TASK DATA:
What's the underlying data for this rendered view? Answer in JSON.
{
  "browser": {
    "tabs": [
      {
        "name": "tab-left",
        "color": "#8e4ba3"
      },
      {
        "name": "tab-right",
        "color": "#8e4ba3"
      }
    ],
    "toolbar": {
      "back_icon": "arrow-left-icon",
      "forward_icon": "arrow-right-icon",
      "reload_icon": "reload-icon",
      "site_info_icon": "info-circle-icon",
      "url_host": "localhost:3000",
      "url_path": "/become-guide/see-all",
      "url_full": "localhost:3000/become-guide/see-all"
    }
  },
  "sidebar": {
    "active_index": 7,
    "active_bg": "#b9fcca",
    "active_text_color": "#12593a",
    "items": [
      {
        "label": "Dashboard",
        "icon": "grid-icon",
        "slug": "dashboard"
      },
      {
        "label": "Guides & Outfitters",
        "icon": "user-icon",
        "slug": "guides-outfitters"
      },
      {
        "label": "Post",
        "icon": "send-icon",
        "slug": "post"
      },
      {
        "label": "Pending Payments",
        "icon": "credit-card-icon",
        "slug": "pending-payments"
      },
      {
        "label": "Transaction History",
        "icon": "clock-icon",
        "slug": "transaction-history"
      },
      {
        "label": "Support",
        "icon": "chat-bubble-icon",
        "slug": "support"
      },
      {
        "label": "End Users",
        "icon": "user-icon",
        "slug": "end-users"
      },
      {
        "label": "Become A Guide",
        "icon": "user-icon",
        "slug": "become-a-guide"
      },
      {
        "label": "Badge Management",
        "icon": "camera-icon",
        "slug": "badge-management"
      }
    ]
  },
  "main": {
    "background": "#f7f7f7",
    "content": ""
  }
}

THE TASK: Print all the data exactly.

TASK SOLUTION:
What's the underlying data for this rendered view? Answer in JSON.
{
  "browser": {
    "tabs": [
      {
        "name": "tab-left",
        "color": "#8e4ba3"
      },
      {
        "name": "tab-right",
        "color": "#8e4ba3"
      }
    ],
    "toolbar": {
      "back_icon": "arrow-left-icon",
      "forward_icon": "arrow-right-icon",
      "reload_icon": "reload-icon",
      "site_info_icon": "info-circle-icon",
      "url_host": "localhost:3000",
      "url_path": "/become-guide/see-all",
      "url_full": "localhost:3000/become-guide/see-all"
    }
  },
  "sidebar": {
    "active_index": 7,
    "active_bg": "#b9fcca",
    "active_text_color": "#12593a",
    "items": [
      {
        "label": "Dashboard",
        "icon": "grid-icon",
        "slug": "dashboard"
      },
      {
        "label": "Guides & Outfitters",
        "icon": "user-icon",
        "slug": "guides-outfitters"
      },
      {
        "label": "Post",
        "icon": "send-icon",
        "slug": "post"
      },
      {
        "label": "Pending Payments",
        "icon": "credit-card-icon",
        "slug": "pending-payments"
      },
      {
        "label": "Transaction History",
        "icon": "clock-icon",
        "slug": "transaction-history"
      },
      {
        "label": "Support",
        "icon": "chat-bubble-icon",
        "slug": "support"
      },
      {
        "label": "End Users",
        "icon": "user-icon",
        "slug": "end-users"
      },
      {
        "label": "Become A Guide",
        "icon": "user-icon",
        "slug": "become-a-guide"
      },
      {
        "label": "Badge Management",
        "icon": "camera-icon",
        "slug": "badge-management"
      }
    ]
  },
  "main": {
    "background": "#f7f7f7",
    "content": ""
  }
}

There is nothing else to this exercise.